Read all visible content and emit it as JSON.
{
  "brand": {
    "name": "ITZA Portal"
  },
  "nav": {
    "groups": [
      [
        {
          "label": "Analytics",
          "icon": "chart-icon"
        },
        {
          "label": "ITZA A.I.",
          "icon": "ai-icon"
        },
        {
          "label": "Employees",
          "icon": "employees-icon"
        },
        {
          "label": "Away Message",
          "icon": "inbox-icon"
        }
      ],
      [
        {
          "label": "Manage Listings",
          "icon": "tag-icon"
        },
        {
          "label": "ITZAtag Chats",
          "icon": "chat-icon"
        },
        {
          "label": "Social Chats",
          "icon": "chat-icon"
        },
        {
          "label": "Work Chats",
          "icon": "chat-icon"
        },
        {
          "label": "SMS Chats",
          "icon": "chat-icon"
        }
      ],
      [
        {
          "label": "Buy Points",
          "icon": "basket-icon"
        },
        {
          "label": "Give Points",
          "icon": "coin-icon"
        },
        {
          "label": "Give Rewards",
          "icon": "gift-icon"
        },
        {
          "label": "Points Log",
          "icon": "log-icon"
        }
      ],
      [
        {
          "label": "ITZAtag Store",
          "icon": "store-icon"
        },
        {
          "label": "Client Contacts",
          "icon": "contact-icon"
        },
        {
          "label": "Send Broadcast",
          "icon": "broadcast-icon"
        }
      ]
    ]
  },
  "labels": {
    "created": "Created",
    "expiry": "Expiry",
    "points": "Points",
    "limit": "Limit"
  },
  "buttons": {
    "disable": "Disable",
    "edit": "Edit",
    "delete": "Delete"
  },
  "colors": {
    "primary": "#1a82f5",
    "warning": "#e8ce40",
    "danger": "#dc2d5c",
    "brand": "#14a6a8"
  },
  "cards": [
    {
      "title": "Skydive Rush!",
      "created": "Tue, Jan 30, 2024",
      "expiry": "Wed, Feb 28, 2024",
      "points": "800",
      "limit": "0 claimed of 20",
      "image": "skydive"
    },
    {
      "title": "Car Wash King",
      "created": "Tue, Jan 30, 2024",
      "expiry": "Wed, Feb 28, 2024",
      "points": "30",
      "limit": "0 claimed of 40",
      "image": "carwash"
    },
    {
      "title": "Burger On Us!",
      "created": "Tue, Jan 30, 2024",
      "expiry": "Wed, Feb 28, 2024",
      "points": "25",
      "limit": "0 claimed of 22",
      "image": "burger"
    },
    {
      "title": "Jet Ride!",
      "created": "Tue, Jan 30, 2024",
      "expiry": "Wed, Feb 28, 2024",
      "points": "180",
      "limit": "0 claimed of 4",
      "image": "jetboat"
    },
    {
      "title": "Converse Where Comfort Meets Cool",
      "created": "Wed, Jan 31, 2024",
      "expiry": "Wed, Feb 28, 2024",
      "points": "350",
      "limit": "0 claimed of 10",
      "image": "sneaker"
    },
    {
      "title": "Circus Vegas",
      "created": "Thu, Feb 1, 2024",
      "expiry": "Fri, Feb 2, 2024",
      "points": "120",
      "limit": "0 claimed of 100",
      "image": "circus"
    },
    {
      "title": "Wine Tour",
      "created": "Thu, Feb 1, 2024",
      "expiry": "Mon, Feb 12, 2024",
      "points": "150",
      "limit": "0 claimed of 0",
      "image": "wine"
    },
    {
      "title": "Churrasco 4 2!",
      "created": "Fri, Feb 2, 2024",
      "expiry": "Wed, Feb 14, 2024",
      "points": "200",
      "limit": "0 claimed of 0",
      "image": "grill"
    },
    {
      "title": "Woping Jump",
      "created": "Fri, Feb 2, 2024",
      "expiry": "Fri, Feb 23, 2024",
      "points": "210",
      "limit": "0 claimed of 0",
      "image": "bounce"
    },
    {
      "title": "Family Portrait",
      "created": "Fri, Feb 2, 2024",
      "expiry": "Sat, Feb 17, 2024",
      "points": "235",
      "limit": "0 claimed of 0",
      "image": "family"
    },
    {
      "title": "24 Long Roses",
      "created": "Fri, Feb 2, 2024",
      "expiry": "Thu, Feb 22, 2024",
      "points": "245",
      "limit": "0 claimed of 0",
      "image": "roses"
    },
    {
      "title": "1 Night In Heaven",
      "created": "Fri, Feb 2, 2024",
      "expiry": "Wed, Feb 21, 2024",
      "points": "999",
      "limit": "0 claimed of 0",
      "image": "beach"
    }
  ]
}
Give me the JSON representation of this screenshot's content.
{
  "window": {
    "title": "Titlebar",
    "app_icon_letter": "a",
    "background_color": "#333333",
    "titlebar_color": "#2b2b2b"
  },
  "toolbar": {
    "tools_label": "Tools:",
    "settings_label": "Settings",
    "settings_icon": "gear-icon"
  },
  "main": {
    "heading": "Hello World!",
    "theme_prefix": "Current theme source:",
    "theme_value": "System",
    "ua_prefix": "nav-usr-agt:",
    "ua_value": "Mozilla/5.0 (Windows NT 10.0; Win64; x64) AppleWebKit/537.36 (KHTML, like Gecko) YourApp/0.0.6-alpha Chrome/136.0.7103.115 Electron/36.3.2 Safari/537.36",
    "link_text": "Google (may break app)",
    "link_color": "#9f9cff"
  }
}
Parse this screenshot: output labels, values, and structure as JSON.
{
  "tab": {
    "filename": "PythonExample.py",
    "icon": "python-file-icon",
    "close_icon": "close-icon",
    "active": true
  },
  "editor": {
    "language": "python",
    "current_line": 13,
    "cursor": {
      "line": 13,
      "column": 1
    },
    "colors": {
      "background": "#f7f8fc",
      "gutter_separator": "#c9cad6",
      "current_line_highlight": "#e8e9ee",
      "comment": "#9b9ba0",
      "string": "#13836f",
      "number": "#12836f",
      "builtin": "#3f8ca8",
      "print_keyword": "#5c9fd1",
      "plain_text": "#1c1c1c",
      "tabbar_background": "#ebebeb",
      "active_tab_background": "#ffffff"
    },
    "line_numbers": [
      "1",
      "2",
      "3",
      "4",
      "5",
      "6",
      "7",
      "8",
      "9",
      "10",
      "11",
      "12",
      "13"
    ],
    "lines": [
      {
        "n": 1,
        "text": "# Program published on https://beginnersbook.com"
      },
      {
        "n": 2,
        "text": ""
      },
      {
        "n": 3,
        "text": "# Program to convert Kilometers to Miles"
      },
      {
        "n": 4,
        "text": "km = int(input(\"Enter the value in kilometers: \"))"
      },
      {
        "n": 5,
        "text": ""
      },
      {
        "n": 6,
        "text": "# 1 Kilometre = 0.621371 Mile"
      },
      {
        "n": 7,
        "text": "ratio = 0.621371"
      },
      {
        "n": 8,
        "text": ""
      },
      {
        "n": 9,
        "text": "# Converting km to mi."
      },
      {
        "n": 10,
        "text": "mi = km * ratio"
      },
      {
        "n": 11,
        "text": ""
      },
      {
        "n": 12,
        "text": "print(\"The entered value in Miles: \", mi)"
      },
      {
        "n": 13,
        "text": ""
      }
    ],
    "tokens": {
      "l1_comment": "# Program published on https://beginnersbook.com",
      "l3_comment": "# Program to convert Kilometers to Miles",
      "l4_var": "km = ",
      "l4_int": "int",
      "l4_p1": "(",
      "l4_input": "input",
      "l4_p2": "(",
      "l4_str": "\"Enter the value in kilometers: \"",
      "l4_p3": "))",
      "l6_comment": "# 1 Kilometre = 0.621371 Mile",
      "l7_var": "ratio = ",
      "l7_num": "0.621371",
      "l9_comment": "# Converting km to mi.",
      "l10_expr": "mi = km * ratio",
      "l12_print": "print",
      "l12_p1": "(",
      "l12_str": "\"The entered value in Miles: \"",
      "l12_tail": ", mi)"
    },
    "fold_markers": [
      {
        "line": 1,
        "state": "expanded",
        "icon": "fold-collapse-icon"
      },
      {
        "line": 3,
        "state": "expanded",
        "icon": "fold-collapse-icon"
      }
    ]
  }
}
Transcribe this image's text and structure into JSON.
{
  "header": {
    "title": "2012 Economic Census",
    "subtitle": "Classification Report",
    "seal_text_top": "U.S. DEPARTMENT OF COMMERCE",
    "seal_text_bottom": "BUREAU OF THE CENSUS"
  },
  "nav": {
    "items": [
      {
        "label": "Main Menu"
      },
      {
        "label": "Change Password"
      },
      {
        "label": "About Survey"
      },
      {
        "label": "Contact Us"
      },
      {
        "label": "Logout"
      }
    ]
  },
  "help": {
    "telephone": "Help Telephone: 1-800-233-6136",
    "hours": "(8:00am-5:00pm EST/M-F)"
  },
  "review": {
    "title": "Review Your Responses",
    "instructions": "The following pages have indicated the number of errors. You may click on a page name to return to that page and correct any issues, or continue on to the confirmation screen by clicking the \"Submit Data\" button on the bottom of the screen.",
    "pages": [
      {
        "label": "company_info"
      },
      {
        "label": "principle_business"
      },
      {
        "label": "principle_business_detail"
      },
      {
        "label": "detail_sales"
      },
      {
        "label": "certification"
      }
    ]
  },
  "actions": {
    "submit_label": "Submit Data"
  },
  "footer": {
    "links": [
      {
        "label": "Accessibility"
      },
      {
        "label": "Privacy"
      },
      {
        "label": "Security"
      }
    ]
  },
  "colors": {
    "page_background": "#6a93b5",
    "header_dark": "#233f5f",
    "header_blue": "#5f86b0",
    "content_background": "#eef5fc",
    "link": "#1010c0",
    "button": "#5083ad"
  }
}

-- What is required --
In the records above, find each line that holds the word "Data"; copy all such lines.

-- Full response --
    "instructions": "The following pages have indicated the number of errors. You may click on a page name to return to that page and correct any issues, or continue on to the confirmation screen by clicking the \"Submit Data\" button on the bottom of the screen.",
    "submit_label": "Submit Data"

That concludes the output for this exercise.